§ TEXTO DE LA PÁGINA:
# hanger tabs



## ssalcedo

Favor ayudarme con estas palabras, el contexto es el siguiente: 

Coordinate location of* hanger tabs* and devices for mechanical and electrical work and cutting of field openings.

Este es el otro contexto en que sale:
*Hanger Tabs*:  Acero galvanizado, designed to fit into grouted key joints, capaz de soportar  225 Kg de carga muerta, predrilled to receive hanger.

Gracias!


----------



## k-in-sc

Key joint: empalme de llave, junta ranurada. 
Hanger tabs: dunno yet. For precast concrete, right?


----------



## ssalcedo

No entiendo. Si estoy hablando de hormigon prefabricado, pero me puedes explicar lo de hanger tabs????


----------



## k-in-sc

Maybe "lengüetas (or anclas or something) de montaje (or suspensión or something)" ... I'm not really sure. I've been trying to find a translation and I can't. Sorry!


----------



## ssalcedo

Alguien?! ...

§ SECCIÓN DE DATOS:
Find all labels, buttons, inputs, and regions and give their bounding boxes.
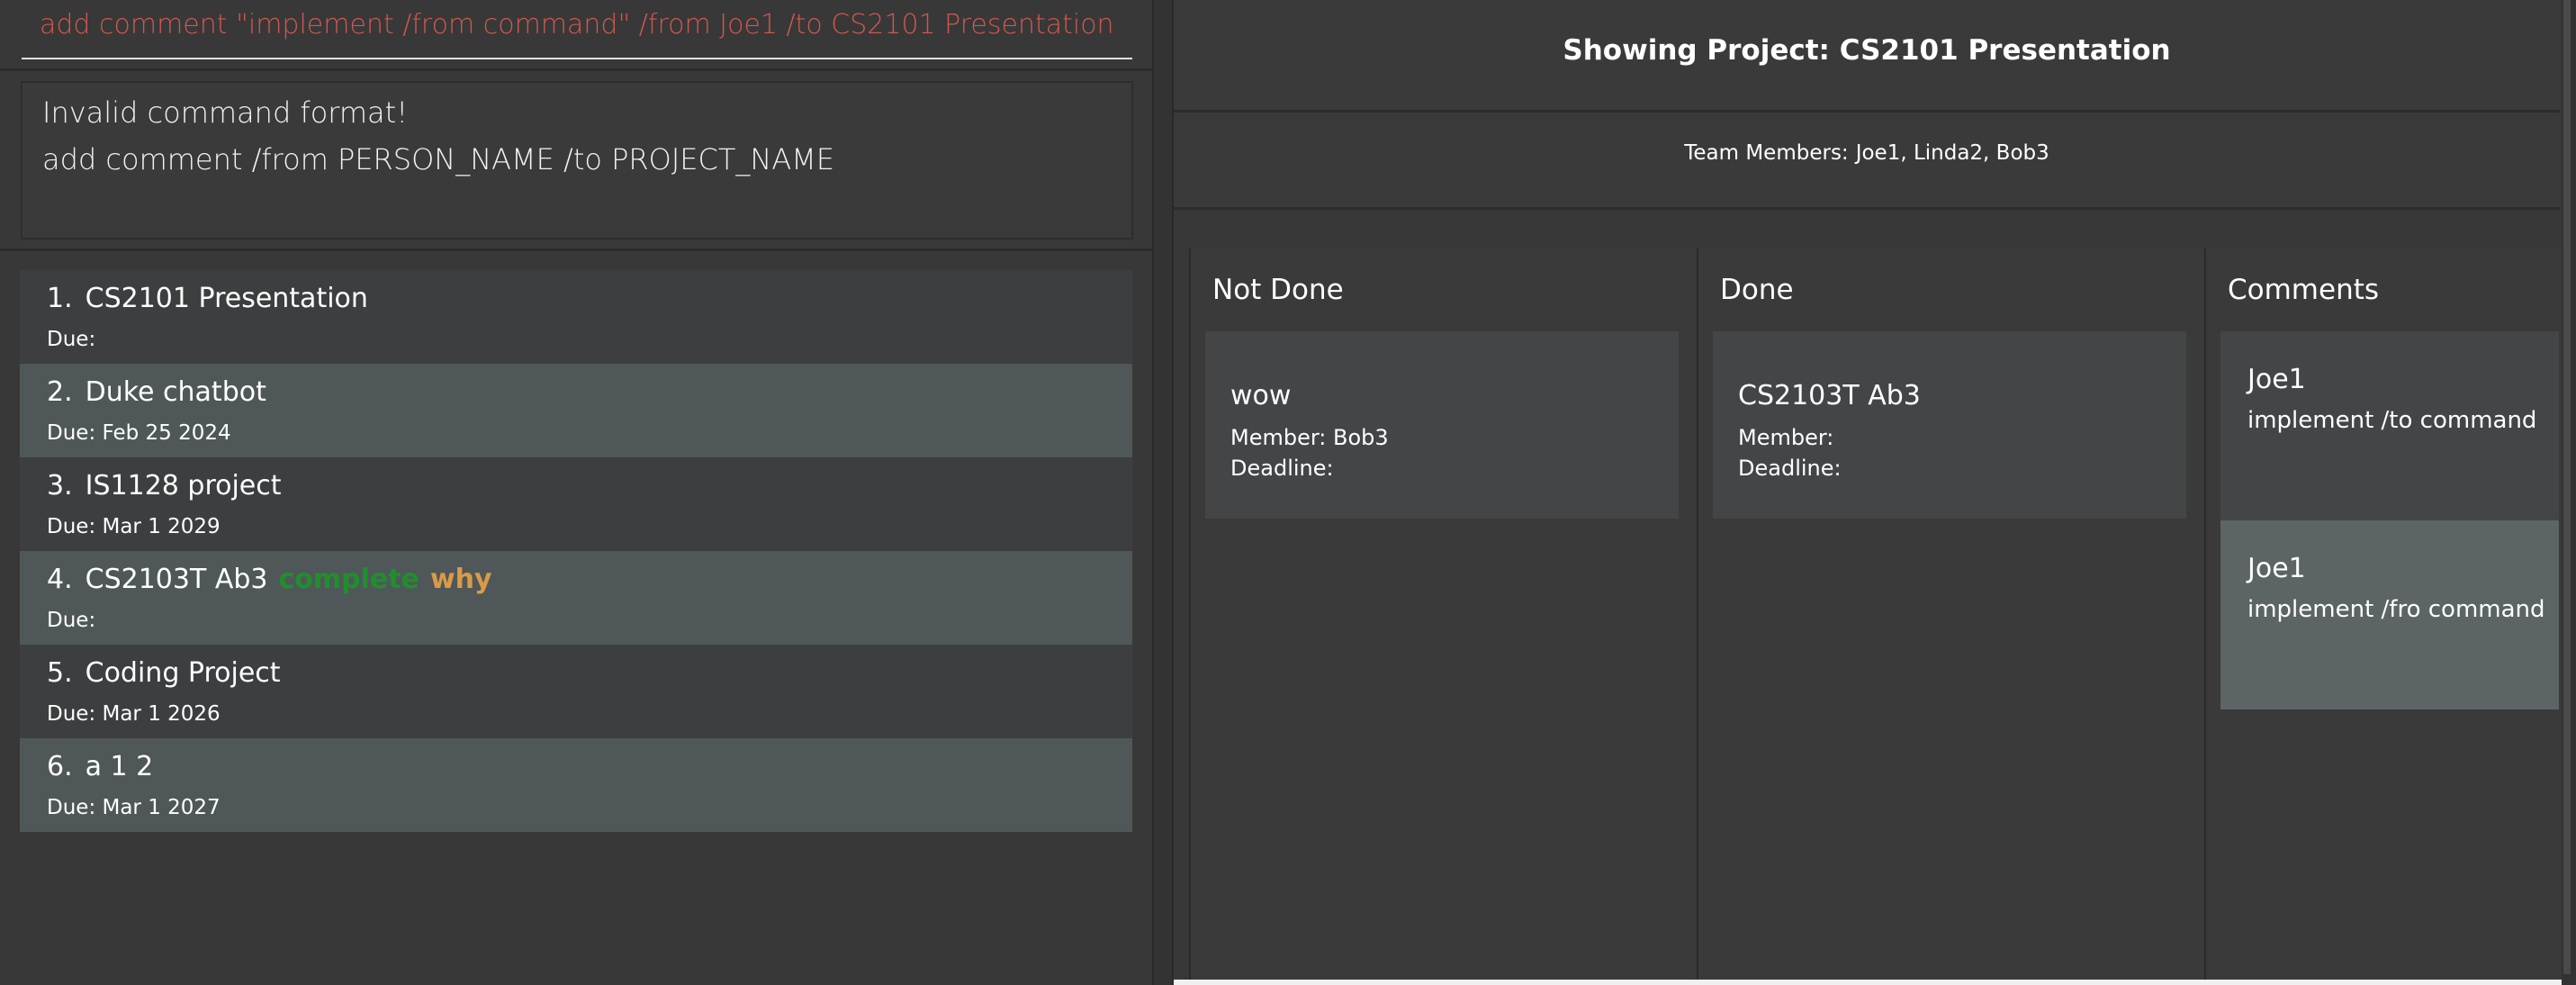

§ PROBLEMA A RESOLVER: Reproduce sin cambios el fragmento del hilo sobre los hanger tabs que comienza en las palabras "Este es el otro" y se detiene después de "to receive hanger.". Responde basándote solo en el hilo sobre los hanger tabs.

§ RESULTADO DEL EJERCICIO:
Este es el otro contexto en que sale:
*Hanger Tabs*:  Acero galvanizado, designed to fit into grouted key joints, capaz de soportar  225 Kg de carga muerta, predrilled to receive hanger.